- **AIM OF THE TASK**
Reproduce the lines of the listing below between the line holding "45, 99, 61]" and the line holding "731, 552, 767]", inclusive, substituting "tab-divider" for "tab-separator" and leaving everything else unchanged.

- **MATERIAL FOR THE TASK**

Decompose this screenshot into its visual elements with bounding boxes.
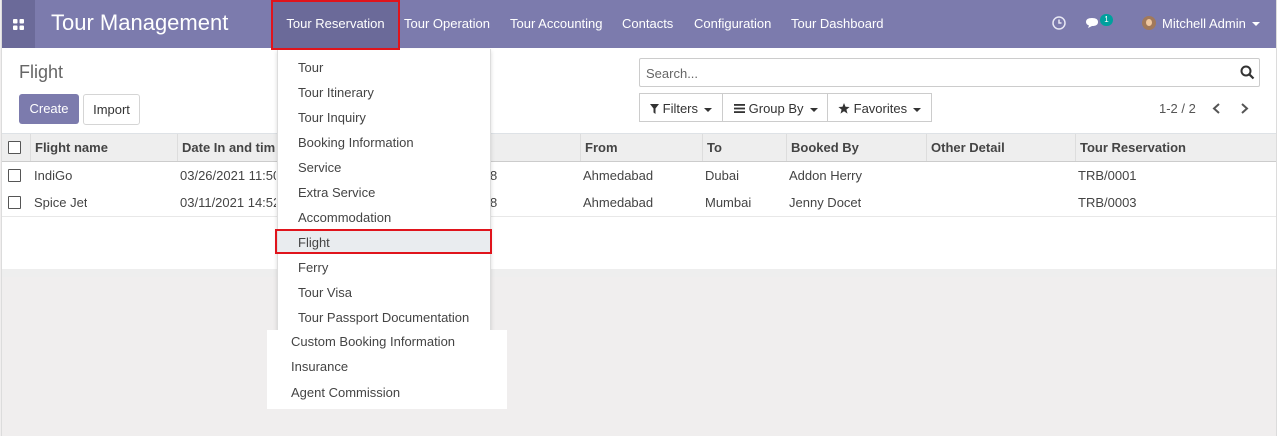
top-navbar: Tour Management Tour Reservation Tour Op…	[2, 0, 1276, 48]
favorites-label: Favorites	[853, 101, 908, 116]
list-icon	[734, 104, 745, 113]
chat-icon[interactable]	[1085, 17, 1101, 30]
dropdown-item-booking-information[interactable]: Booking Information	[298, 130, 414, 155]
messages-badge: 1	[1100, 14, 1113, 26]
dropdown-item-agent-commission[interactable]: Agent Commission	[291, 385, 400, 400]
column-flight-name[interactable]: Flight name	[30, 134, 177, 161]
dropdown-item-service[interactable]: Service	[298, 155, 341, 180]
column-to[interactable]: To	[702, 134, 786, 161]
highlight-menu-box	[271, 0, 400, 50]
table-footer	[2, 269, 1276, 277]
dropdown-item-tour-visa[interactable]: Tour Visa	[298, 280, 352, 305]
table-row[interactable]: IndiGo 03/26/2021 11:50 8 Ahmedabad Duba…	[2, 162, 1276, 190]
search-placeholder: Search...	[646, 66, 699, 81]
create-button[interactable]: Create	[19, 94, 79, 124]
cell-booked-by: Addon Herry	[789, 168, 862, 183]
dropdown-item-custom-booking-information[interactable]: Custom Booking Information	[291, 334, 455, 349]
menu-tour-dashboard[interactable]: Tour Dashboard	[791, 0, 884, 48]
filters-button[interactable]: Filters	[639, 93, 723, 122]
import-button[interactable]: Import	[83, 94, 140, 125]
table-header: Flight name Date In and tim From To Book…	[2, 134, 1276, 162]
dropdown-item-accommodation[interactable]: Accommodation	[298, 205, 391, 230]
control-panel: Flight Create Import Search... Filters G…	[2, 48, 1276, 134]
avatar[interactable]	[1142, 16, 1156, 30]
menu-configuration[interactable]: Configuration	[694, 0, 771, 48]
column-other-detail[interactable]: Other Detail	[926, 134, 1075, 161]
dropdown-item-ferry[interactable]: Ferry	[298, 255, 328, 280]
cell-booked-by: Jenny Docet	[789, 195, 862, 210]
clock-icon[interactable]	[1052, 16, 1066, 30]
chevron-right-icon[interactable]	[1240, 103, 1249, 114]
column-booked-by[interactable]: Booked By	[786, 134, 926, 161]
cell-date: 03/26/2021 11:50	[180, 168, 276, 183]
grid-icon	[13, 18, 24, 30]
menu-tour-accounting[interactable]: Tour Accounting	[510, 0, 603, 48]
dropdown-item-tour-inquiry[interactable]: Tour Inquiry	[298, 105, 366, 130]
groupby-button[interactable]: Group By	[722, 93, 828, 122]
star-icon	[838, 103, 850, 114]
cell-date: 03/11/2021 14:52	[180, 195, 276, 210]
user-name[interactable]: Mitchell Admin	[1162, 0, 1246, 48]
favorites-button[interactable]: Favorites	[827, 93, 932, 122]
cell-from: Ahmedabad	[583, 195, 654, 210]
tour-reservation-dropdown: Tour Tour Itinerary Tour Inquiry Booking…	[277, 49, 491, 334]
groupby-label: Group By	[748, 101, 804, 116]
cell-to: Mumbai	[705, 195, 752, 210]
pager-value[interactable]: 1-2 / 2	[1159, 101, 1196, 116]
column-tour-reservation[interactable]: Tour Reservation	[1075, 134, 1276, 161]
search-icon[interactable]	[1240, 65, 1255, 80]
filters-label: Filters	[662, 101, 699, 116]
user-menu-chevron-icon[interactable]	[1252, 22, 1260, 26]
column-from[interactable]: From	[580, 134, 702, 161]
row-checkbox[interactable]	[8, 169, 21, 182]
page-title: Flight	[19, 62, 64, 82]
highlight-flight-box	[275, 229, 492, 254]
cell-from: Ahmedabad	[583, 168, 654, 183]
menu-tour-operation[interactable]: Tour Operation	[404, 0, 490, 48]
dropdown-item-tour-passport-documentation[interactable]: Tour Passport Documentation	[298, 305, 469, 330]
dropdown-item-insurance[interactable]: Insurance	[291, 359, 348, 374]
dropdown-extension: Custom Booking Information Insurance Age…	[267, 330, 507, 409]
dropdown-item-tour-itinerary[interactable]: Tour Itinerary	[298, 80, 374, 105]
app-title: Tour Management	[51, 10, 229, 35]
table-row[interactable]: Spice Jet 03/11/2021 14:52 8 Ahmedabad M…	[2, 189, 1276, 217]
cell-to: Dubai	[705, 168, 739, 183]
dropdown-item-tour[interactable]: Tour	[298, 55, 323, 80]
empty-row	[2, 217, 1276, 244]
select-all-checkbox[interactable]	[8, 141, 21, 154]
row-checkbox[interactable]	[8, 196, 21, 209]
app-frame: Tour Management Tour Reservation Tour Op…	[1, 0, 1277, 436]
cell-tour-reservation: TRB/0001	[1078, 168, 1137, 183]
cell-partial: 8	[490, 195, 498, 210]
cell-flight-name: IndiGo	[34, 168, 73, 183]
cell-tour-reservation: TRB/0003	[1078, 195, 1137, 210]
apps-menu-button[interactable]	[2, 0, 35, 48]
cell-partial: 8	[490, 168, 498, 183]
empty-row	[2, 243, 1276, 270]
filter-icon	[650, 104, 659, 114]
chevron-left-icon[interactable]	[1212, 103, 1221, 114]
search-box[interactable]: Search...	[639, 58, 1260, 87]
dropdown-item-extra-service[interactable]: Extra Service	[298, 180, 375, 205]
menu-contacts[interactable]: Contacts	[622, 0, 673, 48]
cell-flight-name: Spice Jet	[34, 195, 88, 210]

...

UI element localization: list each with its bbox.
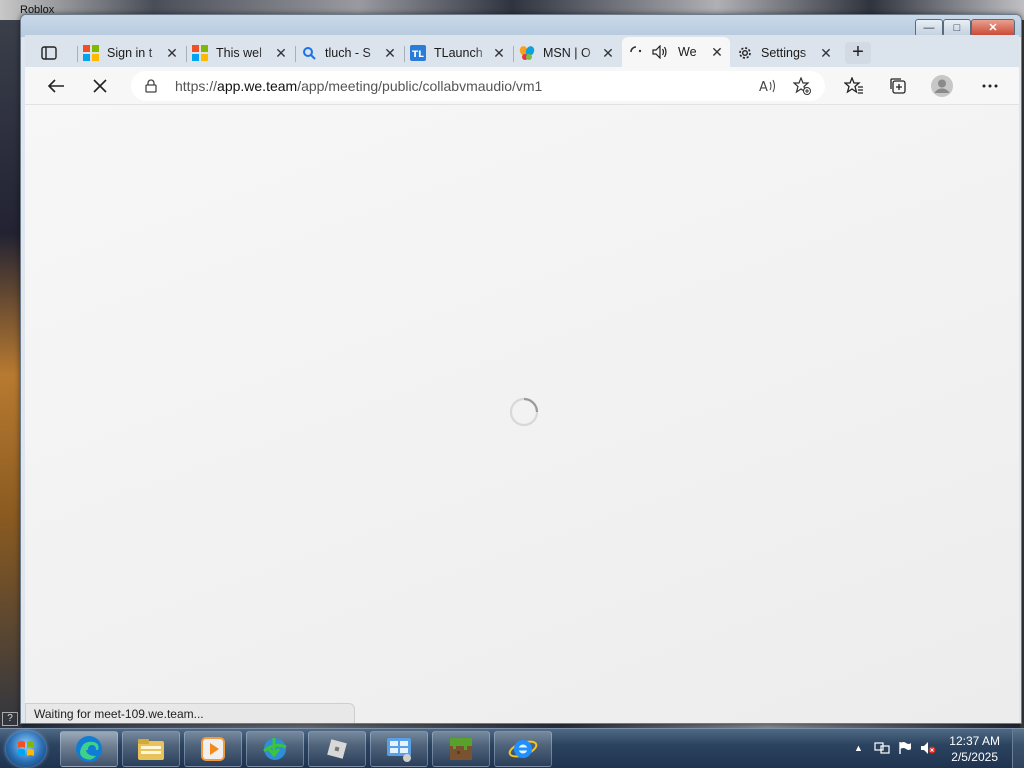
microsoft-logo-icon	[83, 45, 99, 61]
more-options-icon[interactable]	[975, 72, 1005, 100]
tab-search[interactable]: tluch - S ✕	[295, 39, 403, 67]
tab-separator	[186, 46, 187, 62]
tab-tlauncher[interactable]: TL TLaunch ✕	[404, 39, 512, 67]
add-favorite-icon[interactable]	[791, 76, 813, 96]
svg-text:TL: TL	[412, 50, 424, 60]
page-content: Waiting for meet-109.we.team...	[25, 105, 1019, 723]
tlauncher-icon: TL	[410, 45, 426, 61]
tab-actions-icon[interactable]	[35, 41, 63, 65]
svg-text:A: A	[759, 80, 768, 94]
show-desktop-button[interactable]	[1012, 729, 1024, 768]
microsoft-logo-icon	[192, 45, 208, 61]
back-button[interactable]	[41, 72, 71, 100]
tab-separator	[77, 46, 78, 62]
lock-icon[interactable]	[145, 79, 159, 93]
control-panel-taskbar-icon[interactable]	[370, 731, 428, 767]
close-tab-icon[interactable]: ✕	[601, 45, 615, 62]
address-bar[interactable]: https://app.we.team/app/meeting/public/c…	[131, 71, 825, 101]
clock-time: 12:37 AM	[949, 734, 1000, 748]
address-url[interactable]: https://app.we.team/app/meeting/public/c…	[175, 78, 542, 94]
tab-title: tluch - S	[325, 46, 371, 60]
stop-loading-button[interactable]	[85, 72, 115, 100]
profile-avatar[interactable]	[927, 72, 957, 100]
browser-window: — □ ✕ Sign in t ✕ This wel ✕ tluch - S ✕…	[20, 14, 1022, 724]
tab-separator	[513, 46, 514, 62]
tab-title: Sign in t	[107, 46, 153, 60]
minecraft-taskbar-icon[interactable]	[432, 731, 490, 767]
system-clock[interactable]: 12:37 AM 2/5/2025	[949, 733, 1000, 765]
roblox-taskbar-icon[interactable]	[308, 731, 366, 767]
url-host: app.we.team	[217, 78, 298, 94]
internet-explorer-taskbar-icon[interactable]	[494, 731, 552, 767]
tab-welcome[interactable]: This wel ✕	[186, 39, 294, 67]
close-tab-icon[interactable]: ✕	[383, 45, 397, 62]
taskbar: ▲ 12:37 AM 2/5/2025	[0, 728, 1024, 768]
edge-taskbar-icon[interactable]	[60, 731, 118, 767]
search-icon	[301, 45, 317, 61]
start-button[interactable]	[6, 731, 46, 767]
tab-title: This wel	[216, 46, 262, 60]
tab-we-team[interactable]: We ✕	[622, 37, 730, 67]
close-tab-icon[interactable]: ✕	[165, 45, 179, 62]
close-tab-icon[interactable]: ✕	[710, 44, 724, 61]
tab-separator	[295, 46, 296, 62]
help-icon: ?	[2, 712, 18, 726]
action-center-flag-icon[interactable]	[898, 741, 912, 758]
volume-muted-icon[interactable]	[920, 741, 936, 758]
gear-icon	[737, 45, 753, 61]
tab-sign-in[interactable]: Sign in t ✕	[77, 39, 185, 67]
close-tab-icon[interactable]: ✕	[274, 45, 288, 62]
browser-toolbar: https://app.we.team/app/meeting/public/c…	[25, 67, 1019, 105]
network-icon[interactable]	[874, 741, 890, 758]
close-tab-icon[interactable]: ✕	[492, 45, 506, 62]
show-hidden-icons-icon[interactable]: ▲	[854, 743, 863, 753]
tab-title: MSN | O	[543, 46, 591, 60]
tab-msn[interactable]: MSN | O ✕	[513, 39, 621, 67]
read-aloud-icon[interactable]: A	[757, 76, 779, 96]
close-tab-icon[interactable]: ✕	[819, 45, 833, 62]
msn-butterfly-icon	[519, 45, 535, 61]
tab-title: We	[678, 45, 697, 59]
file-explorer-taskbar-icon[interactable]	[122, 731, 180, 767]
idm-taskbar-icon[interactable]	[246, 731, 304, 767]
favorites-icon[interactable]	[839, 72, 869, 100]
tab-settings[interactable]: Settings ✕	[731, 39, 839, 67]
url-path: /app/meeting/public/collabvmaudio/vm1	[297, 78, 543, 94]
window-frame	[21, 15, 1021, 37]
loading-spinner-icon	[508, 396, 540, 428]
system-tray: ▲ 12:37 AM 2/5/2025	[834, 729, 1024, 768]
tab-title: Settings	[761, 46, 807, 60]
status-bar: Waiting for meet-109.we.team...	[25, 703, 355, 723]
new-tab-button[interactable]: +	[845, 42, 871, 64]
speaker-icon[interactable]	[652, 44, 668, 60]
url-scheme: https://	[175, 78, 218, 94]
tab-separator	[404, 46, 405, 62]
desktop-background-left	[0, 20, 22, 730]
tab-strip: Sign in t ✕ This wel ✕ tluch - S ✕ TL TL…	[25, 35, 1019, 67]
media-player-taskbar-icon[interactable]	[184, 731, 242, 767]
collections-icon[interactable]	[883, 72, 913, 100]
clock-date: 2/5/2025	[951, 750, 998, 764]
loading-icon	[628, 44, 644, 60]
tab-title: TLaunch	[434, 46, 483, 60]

- **CORRECT OUTPUT**
microsoft-logo-icon	[83, 45, 99, 61]
more-options-icon[interactable]	[975, 72, 1005, 100]
tab-search[interactable]: tluch - S ✕	[295, 39, 403, 67]
tab-divider	[186, 46, 187, 62]
tab-tlauncher[interactable]: TL TLaunch ✕	[404, 39, 512, 67]
add-favorite-icon[interactable]	[791, 76, 813, 96]
svg-text:TL: TL	[412, 50, 424, 60]
page-content: Waiting for meet-109.we.team...	[25, 105, 1019, 723]
tlauncher-icon: TL	[410, 45, 426, 61]
tab-actions-icon[interactable]	[35, 41, 63, 65]
svg-text:A: A	[759, 80, 768, 94]
show-desktop-button[interactable]	[1012, 729, 1024, 768]
microsoft-logo-icon	[192, 45, 208, 61]
back-button[interactable]	[41, 72, 71, 100]
tab-divider	[77, 46, 78, 62]
lock-icon[interactable]	[145, 79, 159, 93]
control-panel-taskbar-icon[interactable]	[370, 731, 428, 767]
close-tab-icon[interactable]: ✕	[601, 45, 615, 62]
address-bar[interactable]: https://app.we.team/app/meeting/public/c…	[131, 71, 825, 101]
clock-time: 12:37 AM	[949, 734, 1000, 748]
address-url[interactable]: https://app.we.team/app/meeting/public/c…	[175, 78, 542, 94]
tab-title: tluch - S	[325, 46, 371, 60]
stop-loading-button[interactable]	[85, 72, 115, 100]
profile-avatar[interactable]	[927, 72, 957, 100]
browser-window: — □ ✕ Sign in t ✕ This wel ✕ tluch - S ✕…	[20, 14, 1022, 724]
tab-divider	[513, 46, 514, 62]
tab-title: Sign in t	[107, 46, 153, 60]
minecraft-taskbar-icon[interactable]	[432, 731, 490, 767]
system-clock[interactable]: 12:37 AM 2/5/2025	[949, 733, 1000, 765]
roblox-taskbar-icon[interactable]	[308, 731, 366, 767]
url-host: app.we.team	[217, 78, 298, 94]
internet-explorer-taskbar-icon[interactable]	[494, 731, 552, 767]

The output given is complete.